_SET EXERCISE_
Pick out the lines in the listing below that contain the word "JSON" and copy them.

_DATA FOR THE TASK_
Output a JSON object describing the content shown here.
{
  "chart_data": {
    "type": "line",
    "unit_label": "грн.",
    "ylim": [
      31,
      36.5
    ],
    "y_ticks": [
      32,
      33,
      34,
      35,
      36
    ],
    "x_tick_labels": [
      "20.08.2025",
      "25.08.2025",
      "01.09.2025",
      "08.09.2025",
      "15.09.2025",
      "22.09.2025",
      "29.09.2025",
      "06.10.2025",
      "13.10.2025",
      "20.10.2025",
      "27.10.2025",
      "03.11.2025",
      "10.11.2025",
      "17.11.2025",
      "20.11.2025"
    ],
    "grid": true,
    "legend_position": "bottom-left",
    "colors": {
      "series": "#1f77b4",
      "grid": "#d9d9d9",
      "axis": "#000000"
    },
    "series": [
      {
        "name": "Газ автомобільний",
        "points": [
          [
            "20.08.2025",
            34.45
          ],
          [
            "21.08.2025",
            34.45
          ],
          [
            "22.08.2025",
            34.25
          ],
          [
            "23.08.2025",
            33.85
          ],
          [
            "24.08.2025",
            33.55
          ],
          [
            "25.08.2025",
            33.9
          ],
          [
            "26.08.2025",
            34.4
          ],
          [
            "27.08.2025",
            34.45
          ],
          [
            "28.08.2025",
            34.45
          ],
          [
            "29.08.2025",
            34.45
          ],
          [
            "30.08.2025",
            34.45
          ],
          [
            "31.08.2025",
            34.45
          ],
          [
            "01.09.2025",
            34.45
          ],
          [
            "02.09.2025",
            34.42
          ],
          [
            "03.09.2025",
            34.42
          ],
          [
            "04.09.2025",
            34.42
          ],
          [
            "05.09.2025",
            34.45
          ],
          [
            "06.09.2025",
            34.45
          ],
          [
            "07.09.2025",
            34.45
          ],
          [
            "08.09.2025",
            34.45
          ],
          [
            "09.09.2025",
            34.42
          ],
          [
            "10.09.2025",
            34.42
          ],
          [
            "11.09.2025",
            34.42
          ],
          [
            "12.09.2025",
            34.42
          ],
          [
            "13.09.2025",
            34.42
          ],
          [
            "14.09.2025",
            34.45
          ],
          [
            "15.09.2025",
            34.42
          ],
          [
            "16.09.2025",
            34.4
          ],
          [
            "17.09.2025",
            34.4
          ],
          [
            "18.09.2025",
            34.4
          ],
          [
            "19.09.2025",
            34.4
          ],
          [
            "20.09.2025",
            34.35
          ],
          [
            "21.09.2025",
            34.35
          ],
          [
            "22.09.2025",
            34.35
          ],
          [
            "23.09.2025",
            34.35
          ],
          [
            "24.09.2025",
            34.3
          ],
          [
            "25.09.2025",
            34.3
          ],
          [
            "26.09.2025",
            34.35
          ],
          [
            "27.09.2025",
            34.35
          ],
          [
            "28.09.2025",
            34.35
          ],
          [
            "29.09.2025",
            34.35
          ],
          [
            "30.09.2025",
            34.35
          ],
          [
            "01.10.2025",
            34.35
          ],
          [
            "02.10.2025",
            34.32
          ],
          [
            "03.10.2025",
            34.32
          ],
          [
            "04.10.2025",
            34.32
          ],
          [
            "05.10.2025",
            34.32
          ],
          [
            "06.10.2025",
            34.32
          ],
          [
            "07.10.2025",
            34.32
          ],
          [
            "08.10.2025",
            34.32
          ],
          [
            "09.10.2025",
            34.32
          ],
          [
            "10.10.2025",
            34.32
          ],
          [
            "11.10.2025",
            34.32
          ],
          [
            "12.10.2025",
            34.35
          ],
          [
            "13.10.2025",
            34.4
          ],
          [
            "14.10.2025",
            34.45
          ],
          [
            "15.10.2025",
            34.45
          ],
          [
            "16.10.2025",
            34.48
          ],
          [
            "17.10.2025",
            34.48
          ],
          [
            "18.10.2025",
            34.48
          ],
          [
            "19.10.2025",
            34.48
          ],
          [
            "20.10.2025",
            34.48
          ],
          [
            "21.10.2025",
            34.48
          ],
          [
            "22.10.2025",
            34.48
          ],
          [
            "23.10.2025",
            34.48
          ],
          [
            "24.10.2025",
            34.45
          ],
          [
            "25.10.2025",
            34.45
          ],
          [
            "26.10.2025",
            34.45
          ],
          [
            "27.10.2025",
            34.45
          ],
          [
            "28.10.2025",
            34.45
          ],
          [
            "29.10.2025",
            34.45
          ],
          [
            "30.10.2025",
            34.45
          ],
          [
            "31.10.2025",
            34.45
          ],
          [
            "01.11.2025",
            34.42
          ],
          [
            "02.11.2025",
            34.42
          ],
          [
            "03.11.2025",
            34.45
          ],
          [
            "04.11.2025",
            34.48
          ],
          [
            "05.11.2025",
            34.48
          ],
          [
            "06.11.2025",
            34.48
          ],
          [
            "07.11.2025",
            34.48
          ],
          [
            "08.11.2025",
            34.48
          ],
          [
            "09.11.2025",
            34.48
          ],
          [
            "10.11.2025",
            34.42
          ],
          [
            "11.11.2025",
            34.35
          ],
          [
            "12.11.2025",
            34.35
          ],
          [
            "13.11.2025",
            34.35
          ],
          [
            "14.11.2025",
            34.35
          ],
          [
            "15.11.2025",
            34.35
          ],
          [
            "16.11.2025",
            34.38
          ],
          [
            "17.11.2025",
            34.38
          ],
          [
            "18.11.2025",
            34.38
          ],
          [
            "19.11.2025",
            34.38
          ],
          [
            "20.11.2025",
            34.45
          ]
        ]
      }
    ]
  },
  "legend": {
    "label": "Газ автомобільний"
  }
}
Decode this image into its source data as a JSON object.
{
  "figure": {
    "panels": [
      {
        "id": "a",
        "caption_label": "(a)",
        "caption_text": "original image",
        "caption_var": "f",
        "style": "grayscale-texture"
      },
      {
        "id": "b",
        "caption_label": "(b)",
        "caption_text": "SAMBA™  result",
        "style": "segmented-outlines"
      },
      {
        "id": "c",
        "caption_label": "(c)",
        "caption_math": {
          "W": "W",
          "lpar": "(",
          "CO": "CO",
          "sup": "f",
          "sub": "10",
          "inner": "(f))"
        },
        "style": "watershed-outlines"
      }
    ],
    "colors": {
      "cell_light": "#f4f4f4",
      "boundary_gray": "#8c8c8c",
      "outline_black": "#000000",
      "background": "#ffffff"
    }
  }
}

_THE ANSWER_
Output a JSON object describing the content shown here.
Decode this image into its source data as a JSON object.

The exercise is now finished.